INSTRUCTIONS FOR THE TASK — Transcribe the material in full. Nothing should differ except that the pictures are left out.

Structured figure records:

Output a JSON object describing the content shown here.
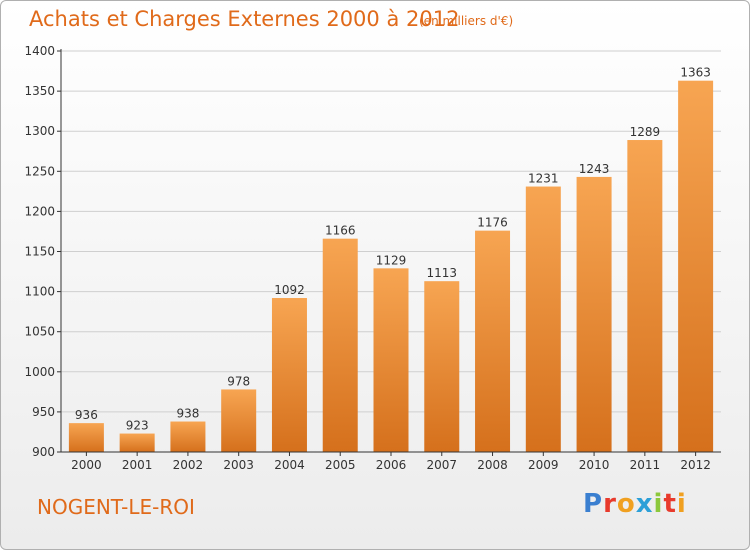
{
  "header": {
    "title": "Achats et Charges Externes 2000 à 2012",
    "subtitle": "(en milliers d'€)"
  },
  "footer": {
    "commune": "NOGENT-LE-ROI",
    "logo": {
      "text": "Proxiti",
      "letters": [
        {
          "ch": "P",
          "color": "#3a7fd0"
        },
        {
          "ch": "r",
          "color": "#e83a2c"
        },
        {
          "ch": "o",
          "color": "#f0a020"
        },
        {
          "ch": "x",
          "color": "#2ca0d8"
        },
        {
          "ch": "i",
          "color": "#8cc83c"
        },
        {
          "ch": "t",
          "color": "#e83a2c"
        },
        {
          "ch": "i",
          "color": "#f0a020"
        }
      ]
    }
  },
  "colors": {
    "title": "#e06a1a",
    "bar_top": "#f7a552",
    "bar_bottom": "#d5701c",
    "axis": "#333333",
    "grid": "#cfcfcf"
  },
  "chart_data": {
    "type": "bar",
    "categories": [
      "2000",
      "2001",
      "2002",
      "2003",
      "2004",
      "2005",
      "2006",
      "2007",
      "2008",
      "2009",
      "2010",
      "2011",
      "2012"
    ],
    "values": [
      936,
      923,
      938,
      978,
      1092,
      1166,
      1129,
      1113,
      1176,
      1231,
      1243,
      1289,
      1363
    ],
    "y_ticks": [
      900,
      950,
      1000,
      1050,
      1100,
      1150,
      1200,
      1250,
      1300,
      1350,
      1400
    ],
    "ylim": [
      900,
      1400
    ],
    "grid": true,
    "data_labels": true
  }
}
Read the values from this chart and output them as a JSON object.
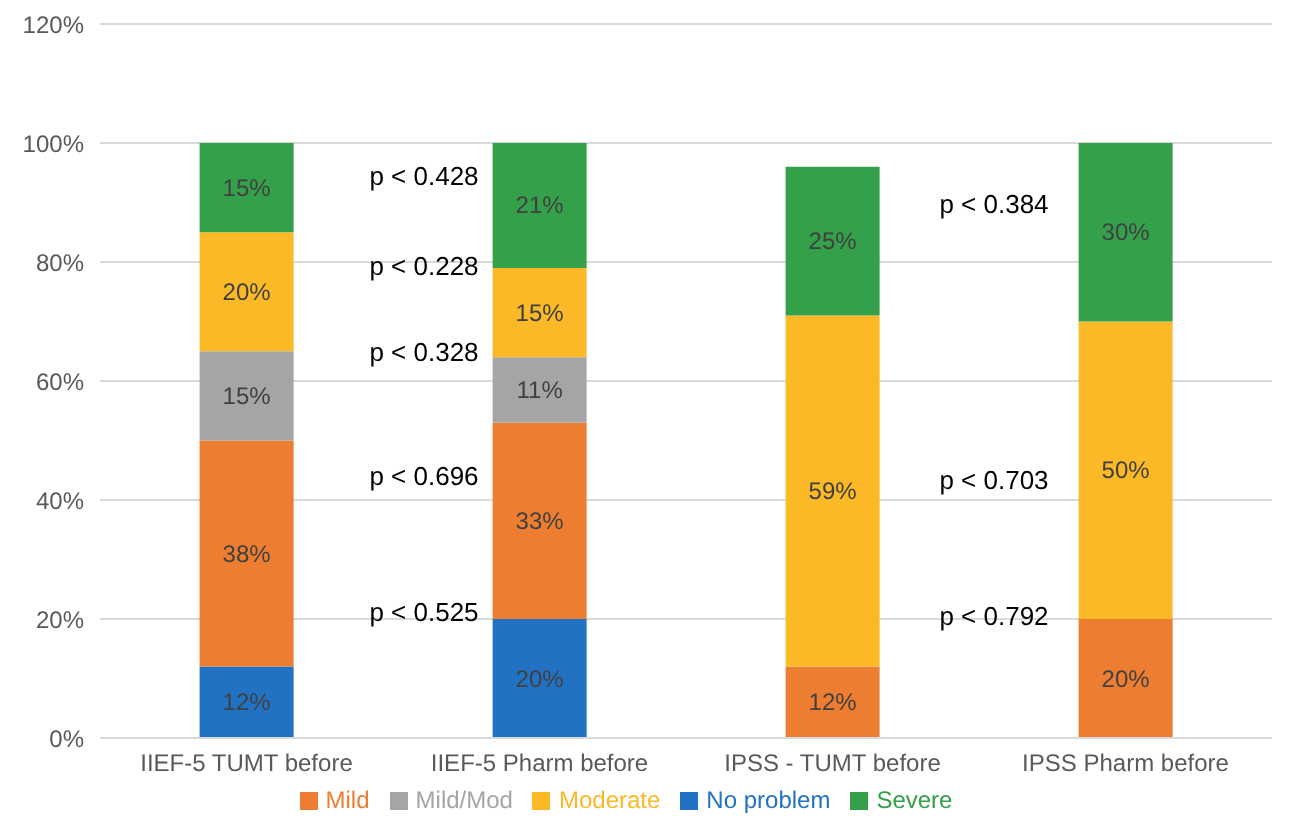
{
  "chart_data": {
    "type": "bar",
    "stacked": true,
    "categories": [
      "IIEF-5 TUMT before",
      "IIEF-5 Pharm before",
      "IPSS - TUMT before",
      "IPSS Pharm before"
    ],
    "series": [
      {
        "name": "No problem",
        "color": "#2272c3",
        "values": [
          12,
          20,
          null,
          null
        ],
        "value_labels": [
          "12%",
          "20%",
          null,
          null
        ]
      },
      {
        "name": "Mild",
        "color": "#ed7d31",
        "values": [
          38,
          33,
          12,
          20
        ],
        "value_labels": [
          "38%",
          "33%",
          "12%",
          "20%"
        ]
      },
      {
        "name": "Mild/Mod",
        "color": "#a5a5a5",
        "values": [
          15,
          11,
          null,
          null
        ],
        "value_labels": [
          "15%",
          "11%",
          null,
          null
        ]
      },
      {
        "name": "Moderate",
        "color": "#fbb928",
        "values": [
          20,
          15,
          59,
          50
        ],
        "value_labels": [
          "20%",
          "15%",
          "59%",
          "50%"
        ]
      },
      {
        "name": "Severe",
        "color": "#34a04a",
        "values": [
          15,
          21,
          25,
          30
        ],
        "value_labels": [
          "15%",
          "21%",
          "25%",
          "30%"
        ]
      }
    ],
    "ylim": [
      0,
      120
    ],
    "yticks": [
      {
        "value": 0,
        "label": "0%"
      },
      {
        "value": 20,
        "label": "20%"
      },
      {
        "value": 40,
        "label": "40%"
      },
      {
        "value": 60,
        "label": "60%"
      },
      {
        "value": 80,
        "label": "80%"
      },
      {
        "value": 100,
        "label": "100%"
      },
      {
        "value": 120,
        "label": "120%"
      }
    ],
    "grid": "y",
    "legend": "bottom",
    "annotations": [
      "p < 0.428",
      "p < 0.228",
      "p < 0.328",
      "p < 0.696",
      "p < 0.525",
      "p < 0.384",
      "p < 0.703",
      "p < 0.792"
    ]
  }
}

FINAL ANSWER —
Output a JSON object describing the content shown here.
{
  "header": {
    "title": "Achats et Charges Externes 2000 à 2012",
    "subtitle": "(en milliers d'€)"
  },
  "footer": {
    "commune": "NOGENT-LE-ROI",
    "logo": {
      "text": "Proxiti",
      "letters": [
        {
          "ch": "P",
          "color": "#3a7fd0"
        },
        {
          "ch": "r",
          "color": "#e83a2c"
        },
        {
          "ch": "o",
          "color": "#f0a020"
        },
        {
          "ch": "x",
          "color": "#2ca0d8"
        },
        {
          "ch": "i",
          "color": "#8cc83c"
        },
        {
          "ch": "t",
          "color": "#e83a2c"
        },
        {
          "ch": "i",
          "color": "#f0a020"
        }
      ]
    }
  },
  "colors": {
    "title": "#e06a1a",
    "bar_top": "#f7a552",
    "bar_bottom": "#d5701c",
    "axis": "#333333",
    "grid": "#cfcfcf"
  },
  "chart_data": {
    "type": "bar",
    "categories": [
      "2000",
      "2001",
      "2002",
      "2003",
      "2004",
      "2005",
      "2006",
      "2007",
      "2008",
      "2009",
      "2010",
      "2011",
      "2012"
    ],
    "values": [
      936,
      923,
      938,
      978,
      1092,
      1166,
      1129,
      1113,
      1176,
      1231,
      1243,
      1289,
      1363
    ],
    "y_ticks": [
      900,
      950,
      1000,
      1050,
      1100,
      1150,
      1200,
      1250,
      1300,
      1350,
      1400
    ],
    "ylim": [
      900,
      1400
    ],
    "grid": true,
    "data_labels": true
  }
}
Read the values from this chart and output them as a JSON object.
{
  "chart_data": {
    "type": "bar",
    "stacked": true,
    "categories": [
      "IIEF-5 TUMT before",
      "IIEF-5 Pharm before",
      "IPSS - TUMT before",
      "IPSS Pharm before"
    ],
    "series": [
      {
        "name": "No problem",
        "color": "#2272c3",
        "values": [
          12,
          20,
          null,
          null
        ],
        "value_labels": [
          "12%",
          "20%",
          null,
          null
        ]
      },
      {
        "name": "Mild",
        "color": "#ed7d31",
        "values": [
          38,
          33,
          12,
          20
        ],
        "value_labels": [
          "38%",
          "33%",
          "12%",
          "20%"
        ]
      },
      {
        "name": "Mild/Mod",
        "color": "#a5a5a5",
        "values": [
          15,
          11,
          null,
          null
        ],
        "value_labels": [
          "15%",
          "11%",
          null,
          null
        ]
      },
      {
        "name": "Moderate",
        "color": "#fbb928",
        "values": [
          20,
          15,
          59,
          50
        ],
        "value_labels": [
          "20%",
          "15%",
          "59%",
          "50%"
        ]
      },
      {
        "name": "Severe",
        "color": "#34a04a",
        "values": [
          15,
          21,
          25,
          30
        ],
        "value_labels": [
          "15%",
          "21%",
          "25%",
          "30%"
        ]
      }
    ],
    "ylim": [
      0,
      120
    ],
    "yticks": [
      {
        "value": 0,
        "label": "0%"
      },
      {
        "value": 20,
        "label": "20%"
      },
      {
        "value": 40,
        "label": "40%"
      },
      {
        "value": 60,
        "label": "60%"
      },
      {
        "value": 80,
        "label": "80%"
      },
      {
        "value": 100,
        "label": "100%"
      },
      {
        "value": 120,
        "label": "120%"
      }
    ],
    "grid": "y",
    "legend": "bottom",
    "annotations": [
      "p < 0.428",
      "p < 0.228",
      "p < 0.328",
      "p < 0.696",
      "p < 0.525",
      "p < 0.384",
      "p < 0.703",
      "p < 0.792"
    ]
  }
}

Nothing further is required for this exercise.